Source records:
■ ■ ■ ■

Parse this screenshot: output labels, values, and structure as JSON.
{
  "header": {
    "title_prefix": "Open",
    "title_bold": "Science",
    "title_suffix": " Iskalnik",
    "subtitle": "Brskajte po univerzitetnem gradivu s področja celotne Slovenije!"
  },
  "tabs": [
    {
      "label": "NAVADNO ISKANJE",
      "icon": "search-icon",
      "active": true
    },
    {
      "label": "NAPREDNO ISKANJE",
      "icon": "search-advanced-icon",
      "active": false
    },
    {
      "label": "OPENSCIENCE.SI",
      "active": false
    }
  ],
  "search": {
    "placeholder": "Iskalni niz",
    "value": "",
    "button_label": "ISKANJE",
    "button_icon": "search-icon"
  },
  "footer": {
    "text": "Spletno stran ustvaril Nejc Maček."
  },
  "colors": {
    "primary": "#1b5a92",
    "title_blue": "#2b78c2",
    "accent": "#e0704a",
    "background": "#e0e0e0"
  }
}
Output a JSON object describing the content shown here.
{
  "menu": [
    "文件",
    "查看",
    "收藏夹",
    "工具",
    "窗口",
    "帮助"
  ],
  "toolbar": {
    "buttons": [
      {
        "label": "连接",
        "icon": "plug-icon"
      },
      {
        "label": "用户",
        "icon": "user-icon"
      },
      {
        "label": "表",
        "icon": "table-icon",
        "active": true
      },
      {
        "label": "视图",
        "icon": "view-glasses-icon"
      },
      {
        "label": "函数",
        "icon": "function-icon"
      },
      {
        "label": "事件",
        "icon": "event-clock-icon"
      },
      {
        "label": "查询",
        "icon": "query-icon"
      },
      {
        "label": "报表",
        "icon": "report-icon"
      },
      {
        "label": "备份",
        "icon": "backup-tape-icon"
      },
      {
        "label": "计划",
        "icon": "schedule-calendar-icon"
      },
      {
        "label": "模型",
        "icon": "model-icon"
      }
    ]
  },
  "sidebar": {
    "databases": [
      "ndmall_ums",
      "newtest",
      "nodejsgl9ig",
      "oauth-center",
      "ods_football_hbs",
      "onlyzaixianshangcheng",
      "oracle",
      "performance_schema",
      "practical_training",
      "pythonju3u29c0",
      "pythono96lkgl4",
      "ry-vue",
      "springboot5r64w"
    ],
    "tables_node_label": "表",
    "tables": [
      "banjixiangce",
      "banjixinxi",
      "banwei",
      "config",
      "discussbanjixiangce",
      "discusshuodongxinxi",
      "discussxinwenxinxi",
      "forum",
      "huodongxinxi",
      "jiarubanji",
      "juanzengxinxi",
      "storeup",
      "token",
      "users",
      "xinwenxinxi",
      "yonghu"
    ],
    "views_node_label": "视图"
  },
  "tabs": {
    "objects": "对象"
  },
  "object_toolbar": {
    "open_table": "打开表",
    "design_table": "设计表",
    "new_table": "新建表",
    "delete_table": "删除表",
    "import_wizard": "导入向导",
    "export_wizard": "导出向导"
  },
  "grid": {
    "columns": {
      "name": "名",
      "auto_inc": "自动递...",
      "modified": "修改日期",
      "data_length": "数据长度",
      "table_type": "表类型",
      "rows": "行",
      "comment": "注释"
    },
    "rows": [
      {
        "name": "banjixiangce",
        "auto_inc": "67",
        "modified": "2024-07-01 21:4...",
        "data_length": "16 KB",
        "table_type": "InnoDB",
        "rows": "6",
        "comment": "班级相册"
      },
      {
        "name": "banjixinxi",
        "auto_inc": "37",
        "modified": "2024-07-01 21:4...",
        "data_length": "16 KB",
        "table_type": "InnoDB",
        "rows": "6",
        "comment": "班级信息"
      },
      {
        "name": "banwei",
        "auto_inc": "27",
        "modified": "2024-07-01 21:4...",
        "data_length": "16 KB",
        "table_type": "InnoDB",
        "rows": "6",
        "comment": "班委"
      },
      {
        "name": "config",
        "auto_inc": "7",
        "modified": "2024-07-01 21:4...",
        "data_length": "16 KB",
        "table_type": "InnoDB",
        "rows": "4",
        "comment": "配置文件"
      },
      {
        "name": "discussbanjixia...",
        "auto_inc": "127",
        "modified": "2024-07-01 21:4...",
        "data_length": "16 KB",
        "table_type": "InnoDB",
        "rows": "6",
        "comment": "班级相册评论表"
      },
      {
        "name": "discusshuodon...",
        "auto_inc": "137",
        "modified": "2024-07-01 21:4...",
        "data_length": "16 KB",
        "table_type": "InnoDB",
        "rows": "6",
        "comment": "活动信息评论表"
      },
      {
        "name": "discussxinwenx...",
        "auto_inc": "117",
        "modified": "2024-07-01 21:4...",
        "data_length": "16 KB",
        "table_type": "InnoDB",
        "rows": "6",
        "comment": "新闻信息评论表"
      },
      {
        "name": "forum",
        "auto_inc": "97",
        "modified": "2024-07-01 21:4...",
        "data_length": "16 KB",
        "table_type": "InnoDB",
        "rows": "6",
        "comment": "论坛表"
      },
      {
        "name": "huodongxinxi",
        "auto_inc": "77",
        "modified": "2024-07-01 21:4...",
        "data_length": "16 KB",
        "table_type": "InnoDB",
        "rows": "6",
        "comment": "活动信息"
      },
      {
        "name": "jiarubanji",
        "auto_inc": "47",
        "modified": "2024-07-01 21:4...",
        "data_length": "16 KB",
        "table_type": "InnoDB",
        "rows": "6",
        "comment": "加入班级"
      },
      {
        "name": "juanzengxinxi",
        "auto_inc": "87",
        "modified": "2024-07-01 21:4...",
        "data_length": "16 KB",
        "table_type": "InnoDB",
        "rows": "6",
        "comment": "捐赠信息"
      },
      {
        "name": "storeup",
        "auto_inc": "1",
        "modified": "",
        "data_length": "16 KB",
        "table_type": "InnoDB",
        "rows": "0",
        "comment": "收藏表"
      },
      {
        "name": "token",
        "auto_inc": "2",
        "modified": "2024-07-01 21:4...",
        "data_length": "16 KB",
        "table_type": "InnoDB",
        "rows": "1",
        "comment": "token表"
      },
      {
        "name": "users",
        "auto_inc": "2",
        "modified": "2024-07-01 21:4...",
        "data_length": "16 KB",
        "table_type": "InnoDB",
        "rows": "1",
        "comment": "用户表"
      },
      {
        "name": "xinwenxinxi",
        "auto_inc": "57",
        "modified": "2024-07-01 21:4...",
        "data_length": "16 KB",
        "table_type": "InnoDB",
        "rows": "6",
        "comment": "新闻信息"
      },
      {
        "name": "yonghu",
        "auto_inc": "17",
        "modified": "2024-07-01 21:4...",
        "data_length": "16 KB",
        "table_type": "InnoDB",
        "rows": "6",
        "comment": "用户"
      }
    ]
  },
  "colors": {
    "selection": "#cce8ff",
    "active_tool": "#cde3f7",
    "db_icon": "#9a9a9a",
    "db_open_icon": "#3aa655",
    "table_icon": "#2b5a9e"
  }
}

■ ■ ■ ■

- Task brief: Would you copy out each line exactly as written?

- Final answer:
Parse this screenshot: output labels, values, and structure as JSON.
{
  "header": {
    "title_prefix": "Open",
    "title_bold": "Science",
    "title_suffix": " Iskalnik",
    "subtitle": "Brskajte po univerzitetnem gradivu s področja celotne Slovenije!"
  },
  "tabs": [
    {
      "label": "NAVADNO ISKANJE",
      "icon": "search-icon",
      "active": true
    },
    {
      "label": "NAPREDNO ISKANJE",
      "icon": "search-advanced-icon",
      "active": false
    },
    {
      "label": "OPENSCIENCE.SI",
      "active": false
    }
  ],
  "search": {
    "placeholder": "Iskalni niz",
    "value": "",
    "button_label": "ISKANJE",
    "button_icon": "search-icon"
  },
  "footer": {
    "text": "Spletno stran ustvaril Nejc Maček."
  },
  "colors": {
    "primary": "#1b5a92",
    "title_blue": "#2b78c2",
    "accent": "#e0704a",
    "background": "#e0e0e0"
  }
}
Output a JSON object describing the content shown here.
{
  "menu": [
    "文件",
    "查看",
    "收藏夹",
    "工具",
    "窗口",
    "帮助"
  ],
  "toolbar": {
    "buttons": [
      {
        "label": "连接",
        "icon": "plug-icon"
      },
      {
        "label": "用户",
        "icon": "user-icon"
      },
      {
        "label": "表",
        "icon": "table-icon",
        "active": true
      },
      {
        "label": "视图",
        "icon": "view-glasses-icon"
      },
      {
        "label": "函数",
        "icon": "function-icon"
      },
      {
        "label": "事件",
        "icon": "event-clock-icon"
      },
      {
        "label": "查询",
        "icon": "query-icon"
      },
      {
        "label": "报表",
        "icon": "report-icon"
      },
      {
        "label": "备份",
        "icon": "backup-tape-icon"
      },
      {
        "label": "计划",
        "icon": "schedule-calendar-icon"
      },
      {
        "label": "模型",
        "icon": "model-icon"
      }
    ]
  },
  "sidebar": {
    "databases": [
      "ndmall_ums",
      "newtest",
      "nodejsgl9ig",
      "oauth-center",
      "ods_football_hbs",
      "onlyzaixianshangcheng",
      "oracle",
      "performance_schema",
      "practical_training",
      "pythonju3u29c0",
      "pythono96lkgl4",
      "ry-vue",
      "springboot5r64w"
    ],
    "tables_node_label": "表",
    "tables": [
      "banjixiangce",
      "banjixinxi",
      "banwei",
      "config",
      "discussbanjixiangce",
      "discusshuodongxinxi",
      "discussxinwenxinxi",
      "forum",
      "huodongxinxi",
      "jiarubanji",
      "juanzengxinxi",
      "storeup",
      "token",
      "users",
      "xinwenxinxi",
      "yonghu"
    ],
    "views_node_label": "视图"
  },
  "tabs": {
    "objects": "对象"
  },
  "object_toolbar": {
    "open_table": "打开表",
    "design_table": "设计表",
    "new_table": "新建表",
    "delete_table": "删除表",
    "import_wizard": "导入向导",
    "export_wizard": "导出向导"
  },
  "grid": {
    "columns": {
      "name": "名",
      "auto_inc": "自动递...",
      "modified": "修改日期",
      "data_length": "数据长度",
      "table_type": "表类型",
      "rows": "行",
      "comment": "注释"
    },
    "rows": [
      {
        "name": "banjixiangce",
        "auto_inc": "67",
        "modified": "2024-07-01 21:4...",
        "data_length": "16 KB",
        "table_type": "InnoDB",
        "rows": "6",
        "comment": "班级相册"
      },
      {
        "name": "banjixinxi",
        "auto_inc": "37",
        "modified": "2024-07-01 21:4...",
        "data_length": "16 KB",
        "table_type": "InnoDB",
        "rows": "6",
        "comment": "班级信息"
      },
      {
        "name": "banwei",
        "auto_inc": "27",
        "modified": "2024-07-01 21:4...",
        "data_length": "16 KB",
        "table_type": "InnoDB",
        "rows": "6",
        "comment": "班委"
      },
      {
        "name": "config",
        "auto_inc": "7",
        "modified": "2024-07-01 21:4...",
        "data_length": "16 KB",
        "table_type": "InnoDB",
        "rows": "4",
        "comment": "配置文件"
      },
      {
        "name": "discussbanjixia...",
        "auto_inc": "127",
        "modified": "2024-07-01 21:4...",
        "data_length": "16 KB",
        "table_type": "InnoDB",
        "rows": "6",
        "comment": "班级相册评论表"
      },
      {
        "name": "discusshuodon...",
        "auto_inc": "137",
        "modified": "2024-07-01 21:4...",
        "data_length": "16 KB",
        "table_type": "InnoDB",
        "rows": "6",
        "comment": "活动信息评论表"
      },
      {
        "name": "discussxinwenx...",
        "auto_inc": "117",
        "modified": "2024-07-01 21:4...",
        "data_length": "16 KB",
        "table_type": "InnoDB",
        "rows": "6",
        "comment": "新闻信息评论表"
      },
      {
        "name": "forum",
        "auto_inc": "97",
        "modified": "2024-07-01 21:4...",
        "data_length": "16 KB",
        "table_type": "InnoDB",
        "rows": "6",
        "comment": "论坛表"
      },
      {
        "name": "huodongxinxi",
        "auto_inc": "77",
        "modified": "2024-07-01 21:4...",
        "data_length": "16 KB",
        "table_type": "InnoDB",
        "rows": "6",
        "comment": "活动信息"
      },
      {
        "name": "jiarubanji",
        "auto_inc": "47",
        "modified": "2024-07-01 21:4...",
        "data_length": "16 KB",
        "table_type": "InnoDB",
        "rows": "6",
        "comment": "加入班级"
      },
      {
        "name": "juanzengxinxi",
        "auto_inc": "87",
        "modified": "2024-07-01 21:4...",
        "data_length": "16 KB",
        "table_type": "InnoDB",
        "rows": "6",
        "comment": "捐赠信息"
      },
      {
        "name": "storeup",
        "auto_inc": "1",
        "modified": "",
        "data_length": "16 KB",
        "table_type": "InnoDB",
        "rows": "0",
        "comment": "收藏表"
      },
      {
        "name": "token",
        "auto_inc": "2",
        "modified": "2024-07-01 21:4...",
        "data_length": "16 KB",
        "table_type": "InnoDB",
        "rows": "1",
        "comment": "token表"
      },
      {
        "name": "users",
        "auto_inc": "2",
        "modified": "2024-07-01 21:4...",
        "data_length": "16 KB",
        "table_type": "InnoDB",
        "rows": "1",
        "comment": "用户表"
      },
      {
        "name": "xinwenxinxi",
        "auto_inc": "57",
        "modified": "2024-07-01 21:4...",
        "data_length": "16 KB",
        "table_type": "InnoDB",
        "rows": "6",
        "comment": "新闻信息"
      },
      {
        "name": "yonghu",
        "auto_inc": "17",
        "modified": "2024-07-01 21:4...",
        "data_length": "16 KB",
        "table_type": "InnoDB",
        "rows": "6",
        "comment": "用户"
      }
    ]
  },
  "colors": {
    "selection": "#cce8ff",
    "active_tool": "#cde3f7",
    "db_icon": "#9a9a9a",
    "db_open_icon": "#3aa655",
    "table_icon": "#2b5a9e"
  }
}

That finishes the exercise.